* Work to do: Retype the listing below without changes, starting at its first line and ending at the line containing "series-matching-panel: Series Matching".
>> START Stored data
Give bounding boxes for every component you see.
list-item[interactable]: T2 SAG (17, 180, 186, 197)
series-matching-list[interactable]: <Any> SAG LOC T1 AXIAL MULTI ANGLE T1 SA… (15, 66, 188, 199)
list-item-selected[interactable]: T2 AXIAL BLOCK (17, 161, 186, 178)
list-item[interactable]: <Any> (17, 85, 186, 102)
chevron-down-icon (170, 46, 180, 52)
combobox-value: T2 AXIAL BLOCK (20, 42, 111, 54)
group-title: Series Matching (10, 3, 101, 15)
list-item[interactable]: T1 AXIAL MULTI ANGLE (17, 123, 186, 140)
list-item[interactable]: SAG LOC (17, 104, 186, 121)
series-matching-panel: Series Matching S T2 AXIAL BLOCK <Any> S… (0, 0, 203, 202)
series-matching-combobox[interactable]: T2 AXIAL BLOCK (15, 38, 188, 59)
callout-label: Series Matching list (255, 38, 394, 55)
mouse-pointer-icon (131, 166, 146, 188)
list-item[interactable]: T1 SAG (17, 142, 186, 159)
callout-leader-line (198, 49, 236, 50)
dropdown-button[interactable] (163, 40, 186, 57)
>> END Stored data
* Task answer:
Give bounding boxes for every component you see.
list-item[interactable]: T2 SAG (17, 180, 186, 197)
series-matching-list[interactable]: <Any> SAG LOC T1 AXIAL MULTI ANGLE T1 SA… (15, 66, 188, 199)
list-item-selected[interactable]: T2 AXIAL BLOCK (17, 161, 186, 178)
list-item[interactable]: <Any> (17, 85, 186, 102)
chevron-down-icon (170, 46, 180, 52)
combobox-value: T2 AXIAL BLOCK (20, 42, 111, 54)
group-title: Series Matching (10, 3, 101, 15)
list-item[interactable]: T1 AXIAL MULTI ANGLE (17, 123, 186, 140)
list-item[interactable]: SAG LOC (17, 104, 186, 121)
series-matching-panel: Series Matching S T2 AXIAL BLOCK <Any> S… (0, 0, 203, 202)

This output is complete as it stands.